■ Data excerpts
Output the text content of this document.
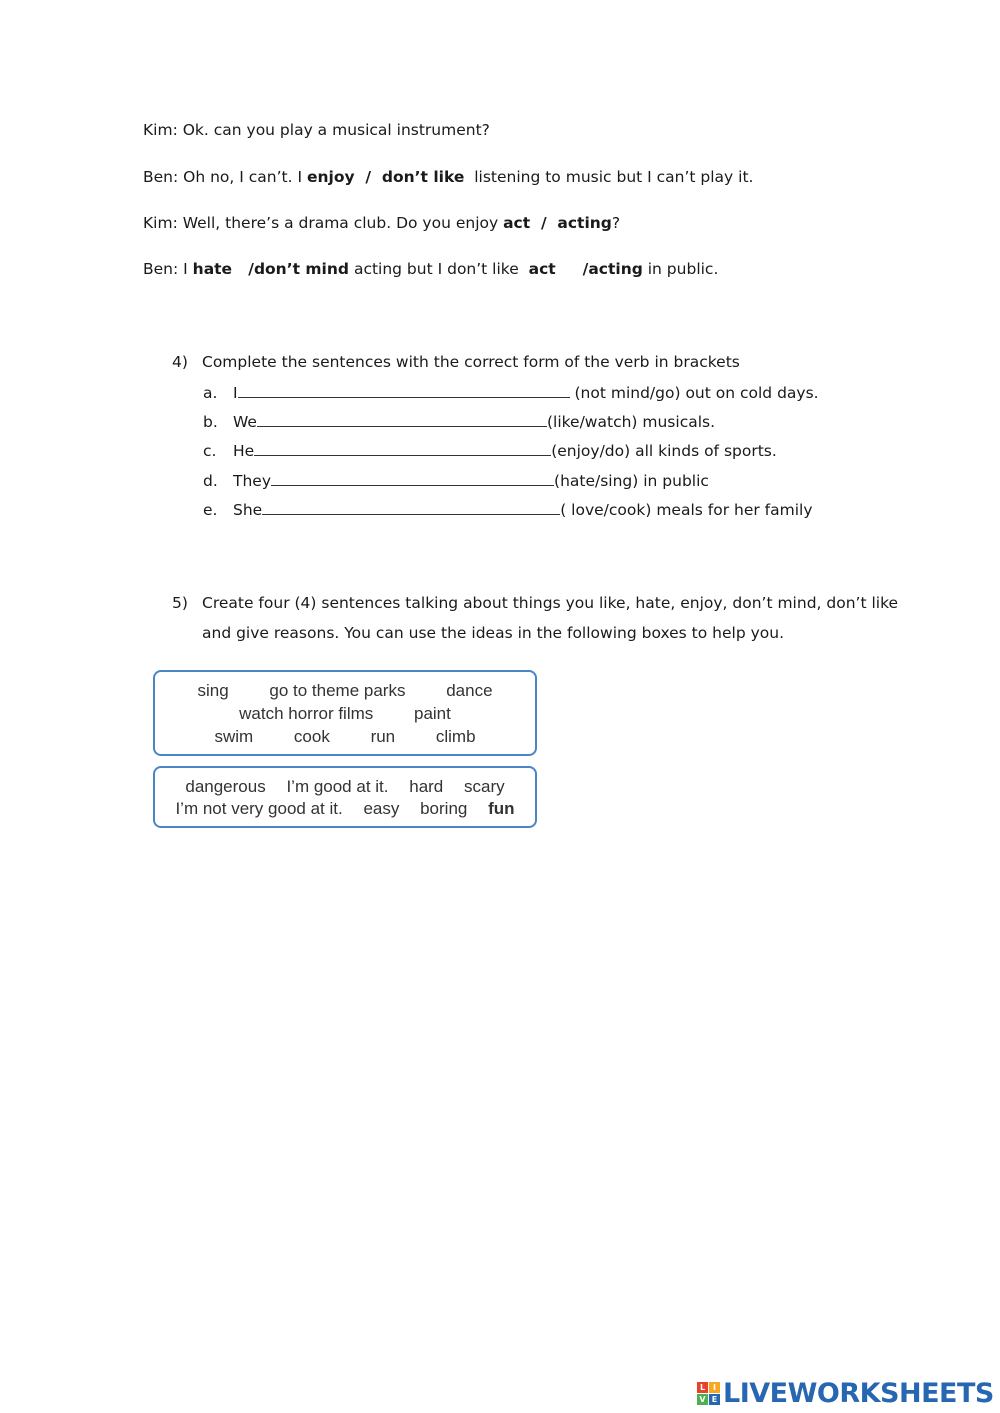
Kim: Ok. can you play a musical instrument?
Ben: Oh no, I can’t. I enjoy  /  don’t like  listening to music but I can’t play it.
Kim: Well, there’s a drama club. Do you enjoy act  /  acting?
Ben: I hate   /don’t mind acting but I don’t like  act     /acting in public.
4) Complete the sentences with the correct form of the verb in brackets
a. I	(not mind/go) out on cold days.
b. We	(like/watch) musicals.
c. He	(enjoy/do) all kinds of sports.
d. They	(hate/sing) in public
e. She	( love/cook) meals for her family
5) Create four (4) sentences talking about things you like, hate, enjoy, don’t mind, don’t like
and give reasons. You can use the ideas in the following boxes to help you.
sing go to theme parks dance
watch horror films paint
swim cook run climb
dangerous I’m good at it. hard scary
I’m not very good at it. easy boring fun
L I
V E LIVEWORKSHEETS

■ Given exercise
Return each line exactly as written. Any picture gets left out.

■ Full solution
Output the text content of this document.
Kim: Ok. can you play a musical instrument?
Ben: Oh no, I can’t. I enjoy  /  don’t like  listening to music but I can’t play it.
Kim: Well, there’s a drama club. Do you enjoy act  /  acting?
Ben: I hate   /don’t mind acting but I don’t like  act     /acting in public.
4) Complete the sentences with the correct form of the verb in brackets
a. I	(not mind/go) out on cold days.
b. We	(like/watch) musicals.
c. He	(enjoy/do) all kinds of sports.
d. They	(hate/sing) in public
e. She	( love/cook) meals for her family
5) Create four (4) sentences talking about things you like, hate, enjoy, don’t mind, don’t like
and give reasons. You can use the ideas in the following boxes to help you.
sing go to theme parks dance
watch horror films paint
swim cook run climb
dangerous I’m good at it. hard scary
I’m not very good at it. easy boring fun
L I
V E LIVEWORKSHEETS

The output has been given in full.